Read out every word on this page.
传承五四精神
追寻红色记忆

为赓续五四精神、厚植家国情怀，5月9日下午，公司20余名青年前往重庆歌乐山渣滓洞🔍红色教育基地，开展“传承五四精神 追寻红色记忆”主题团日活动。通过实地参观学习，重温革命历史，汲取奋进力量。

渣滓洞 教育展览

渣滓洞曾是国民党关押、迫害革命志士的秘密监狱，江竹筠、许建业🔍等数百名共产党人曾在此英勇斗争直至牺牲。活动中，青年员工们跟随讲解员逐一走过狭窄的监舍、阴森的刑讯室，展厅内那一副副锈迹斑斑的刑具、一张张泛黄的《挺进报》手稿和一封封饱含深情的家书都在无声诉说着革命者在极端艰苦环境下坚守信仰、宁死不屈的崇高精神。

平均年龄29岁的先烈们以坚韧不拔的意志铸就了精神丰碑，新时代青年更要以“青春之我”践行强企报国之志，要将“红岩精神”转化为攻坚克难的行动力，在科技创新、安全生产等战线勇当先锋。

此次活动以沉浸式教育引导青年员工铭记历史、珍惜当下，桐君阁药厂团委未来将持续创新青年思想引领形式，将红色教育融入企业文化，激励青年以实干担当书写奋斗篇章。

+--

** WHAT IS NEEDED **
Reproduce the records in full, exactly as written.

** EXERCISE OUTPUT **
Read out every word on this page.
传承五四精神
追寻红色记忆

为赓续五四精神、厚植家国情怀，5月9日下午，公司20余名青年前往重庆歌乐山渣滓洞🔍红色教育基地，开展“传承五四精神 追寻红色记忆”主题团日活动。通过实地参观学习，重温革命历史，汲取奋进力量。

渣滓洞 教育展览

渣滓洞曾是国民党关押、迫害革命志士的秘密监狱，江竹筠、许建业🔍等数百名共产党人曾在此英勇斗争直至牺牲。活动中，青年员工们跟随讲解员逐一走过狭窄的监舍、阴森的刑讯室，展厅内那一副副锈迹斑斑的刑具、一张张泛黄的《挺进报》手稿和一封封饱含深情的家书都在无声诉说着革命者在极端艰苦环境下坚守信仰、宁死不屈的崇高精神。

平均年龄29岁的先烈们以坚韧不拔的意志铸就了精神丰碑，新时代青年更要以“青春之我”践行强企报国之志，要将“红岩精神”转化为攻坚克难的行动力，在科技创新、安全生产等战线勇当先锋。

此次活动以沉浸式教育引导青年员工铭记历史、珍惜当下，桐君阁药厂团委未来将持续创新青年思想引领形式，将红色教育融入企业文化，激励青年以实干担当书写奋斗篇章。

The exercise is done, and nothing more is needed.